=== Data to use ===
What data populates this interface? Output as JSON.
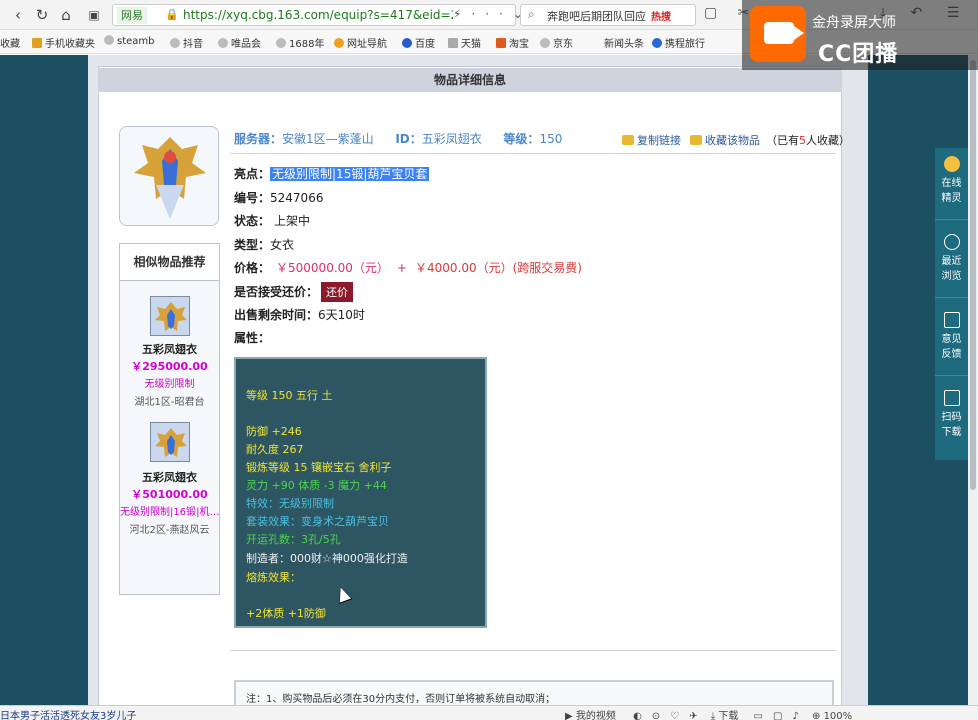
{
  "browser": {
    "url_site": "网易",
    "url": "https://xyq.cbg.163.com/equip?s=417&eid=2",
    "search_text": "奔跑吧后期团队回应",
    "search_hot": "热搜",
    "back_icon": "‹",
    "refresh_icon": "↻",
    "home_icon": "⌂"
  },
  "bookmarks": [
    {
      "label": "收藏",
      "color": "#666"
    },
    {
      "label": "手机收藏夹",
      "color": "#e0a020"
    },
    {
      "label": "steamb",
      "color": "#777"
    },
    {
      "label": "抖音",
      "color": "#777"
    },
    {
      "label": "唯品会",
      "color": "#777"
    },
    {
      "label": "1688年",
      "color": "#777"
    },
    {
      "label": "网址导航",
      "color": "#f0a020"
    },
    {
      "label": "百度",
      "color": "#2a5ad0"
    },
    {
      "label": "天猫",
      "color": "#888"
    },
    {
      "label": "淘宝",
      "color": "#e05a20"
    },
    {
      "label": "京东",
      "color": "#777"
    },
    {
      "label": "新闻头条",
      "color": "#777"
    },
    {
      "label": "携程旅行",
      "color": "#2a6ad0"
    }
  ],
  "recorder": {
    "title": "金舟录屏大师",
    "brand": "CC团播"
  },
  "panel": {
    "title": "物品详细信息"
  },
  "item_header": {
    "server_label": "服务器：",
    "server_value": "安徽1区—紫蓬山",
    "id_label": "ID：",
    "id_value": "五彩凤翅衣",
    "level_label": "等级：",
    "level_value": "150",
    "copy_link": "复制链接",
    "favorite": "收藏该物品",
    "fav_prefix": "（已有",
    "fav_count": "5",
    "fav_suffix": "人收藏）"
  },
  "details": {
    "highlight_label": "亮点：",
    "highlight_value": "无级别限制|15锻|葫芦宝贝套",
    "number_label": "编号：",
    "number_value": "5247066",
    "status_label": "状态：",
    "status_value": "上架中",
    "type_label": "类型：",
    "type_value": "女衣",
    "price_label": "价格：",
    "price_value": "￥500000.00（元）",
    "price_plus": "+",
    "price_fee": "￥4000.00（元）(跨服交易费)",
    "counter_label": "是否接受还价：",
    "counter_button": "还价",
    "remaining_label": "出售剩余时间：",
    "remaining_value": "6天10时",
    "attr_label": "属性："
  },
  "attributes": [
    {
      "text": "等级 150 五行 土",
      "color": "y"
    },
    {
      "text": "防御 +246",
      "color": "y"
    },
    {
      "text": "耐久度 267",
      "color": "y"
    },
    {
      "text": "锻炼等级 15 镶嵌宝石 舍利子",
      "color": "y"
    },
    {
      "text": "灵力 +90 体质 -3 魔力 +44",
      "color": "g"
    },
    {
      "text": "特效：无级别限制",
      "color": "c"
    },
    {
      "text": "套装效果：变身术之葫芦宝贝",
      "color": "c"
    },
    {
      "text": "开运孔数：3孔/5孔",
      "color": "g"
    },
    {
      "text": "制造者：000财☆神000强化打造",
      "color": "w"
    },
    {
      "text": "熔炼效果：",
      "color": "y"
    },
    {
      "text": "+2体质 +1防御",
      "color": "y"
    }
  ],
  "similar": {
    "title": "相似物品推荐",
    "items": [
      {
        "name": "五彩凤翅衣",
        "price": "￥295000.00",
        "tag": "无级别限制",
        "server": "湖北1区-昭君台"
      },
      {
        "name": "五彩凤翅衣",
        "price": "￥501000.00",
        "tag": "无级别限制|16锻|机…",
        "server": "河北2区-燕赵风云"
      }
    ]
  },
  "notice": "注：1、购买物品后必须在30分内支付，否则订单将被系统自动取消；",
  "side_panel": [
    {
      "label1": "在线",
      "label2": "精灵"
    },
    {
      "label1": "最近",
      "label2": "浏览"
    },
    {
      "label1": "意见",
      "label2": "反馈"
    },
    {
      "label1": "扫码",
      "label2": "下载"
    }
  ],
  "status_bar": {
    "left": "日本男子活活透死女友3岁儿子",
    "video": "我的视频",
    "download": "下载",
    "zoom": "100%"
  },
  "colors": {
    "page_bg": "#1b4f61",
    "attr_bg": "#2e5562",
    "price": "#e02d6a",
    "link": "#4a86c8"
  }
}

=== Written exercise ===
Repeat the data exactly, dropping every picture it holds.

=== Problem solution ===
What data populates this interface? Output as JSON.
{
  "browser": {
    "url_site": "网易",
    "url": "https://xyq.cbg.163.com/equip?s=417&eid=2",
    "search_text": "奔跑吧后期团队回应",
    "search_hot": "热搜",
    "back_icon": "‹",
    "refresh_icon": "↻",
    "home_icon": "⌂"
  },
  "bookmarks": [
    {
      "label": "收藏",
      "color": "#666"
    },
    {
      "label": "手机收藏夹",
      "color": "#e0a020"
    },
    {
      "label": "steamb",
      "color": "#777"
    },
    {
      "label": "抖音",
      "color": "#777"
    },
    {
      "label": "唯品会",
      "color": "#777"
    },
    {
      "label": "1688年",
      "color": "#777"
    },
    {
      "label": "网址导航",
      "color": "#f0a020"
    },
    {
      "label": "百度",
      "color": "#2a5ad0"
    },
    {
      "label": "天猫",
      "color": "#888"
    },
    {
      "label": "淘宝",
      "color": "#e05a20"
    },
    {
      "label": "京东",
      "color": "#777"
    },
    {
      "label": "新闻头条",
      "color": "#777"
    },
    {
      "label": "携程旅行",
      "color": "#2a6ad0"
    }
  ],
  "recorder": {
    "title": "金舟录屏大师",
    "brand": "CC团播"
  },
  "panel": {
    "title": "物品详细信息"
  },
  "item_header": {
    "server_label": "服务器：",
    "server_value": "安徽1区—紫蓬山",
    "id_label": "ID：",
    "id_value": "五彩凤翅衣",
    "level_label": "等级：",
    "level_value": "150",
    "copy_link": "复制链接",
    "favorite": "收藏该物品",
    "fav_prefix": "（已有",
    "fav_count": "5",
    "fav_suffix": "人收藏）"
  },
  "details": {
    "highlight_label": "亮点：",
    "highlight_value": "无级别限制|15锻|葫芦宝贝套",
    "number_label": "编号：",
    "number_value": "5247066",
    "status_label": "状态：",
    "status_value": "上架中",
    "type_label": "类型：",
    "type_value": "女衣",
    "price_label": "价格：",
    "price_value": "￥500000.00（元）",
    "price_plus": "+",
    "price_fee": "￥4000.00（元）(跨服交易费)",
    "counter_label": "是否接受还价：",
    "counter_button": "还价",
    "remaining_label": "出售剩余时间：",
    "remaining_value": "6天10时",
    "attr_label": "属性："
  },
  "attributes": [
    {
      "text": "等级 150 五行 土",
      "color": "y"
    },
    {
      "text": "防御 +246",
      "color": "y"
    },
    {
      "text": "耐久度 267",
      "color": "y"
    },
    {
      "text": "锻炼等级 15 镶嵌宝石 舍利子",
      "color": "y"
    },
    {
      "text": "灵力 +90 体质 -3 魔力 +44",
      "color": "g"
    },
    {
      "text": "特效：无级别限制",
      "color": "c"
    },
    {
      "text": "套装效果：变身术之葫芦宝贝",
      "color": "c"
    },
    {
      "text": "开运孔数：3孔/5孔",
      "color": "g"
    },
    {
      "text": "制造者：000财☆神000强化打造",
      "color": "w"
    },
    {
      "text": "熔炼效果：",
      "color": "y"
    },
    {
      "text": "+2体质 +1防御",
      "color": "y"
    }
  ],
  "similar": {
    "title": "相似物品推荐",
    "items": [
      {
        "name": "五彩凤翅衣",
        "price": "￥295000.00",
        "tag": "无级别限制",
        "server": "湖北1区-昭君台"
      },
      {
        "name": "五彩凤翅衣",
        "price": "￥501000.00",
        "tag": "无级别限制|16锻|机…",
        "server": "河北2区-燕赵风云"
      }
    ]
  },
  "notice": "注：1、购买物品后必须在30分内支付，否则订单将被系统自动取消；",
  "side_panel": [
    {
      "label1": "在线",
      "label2": "精灵"
    },
    {
      "label1": "最近",
      "label2": "浏览"
    },
    {
      "label1": "意见",
      "label2": "反馈"
    },
    {
      "label1": "扫码",
      "label2": "下载"
    }
  ],
  "status_bar": {
    "left": "日本男子活活透死女友3岁儿子",
    "video": "我的视频",
    "download": "下载",
    "zoom": "100%"
  },
  "colors": {
    "page_bg": "#1b4f61",
    "attr_bg": "#2e5562",
    "price": "#e02d6a",
    "link": "#4a86c8"
  }
}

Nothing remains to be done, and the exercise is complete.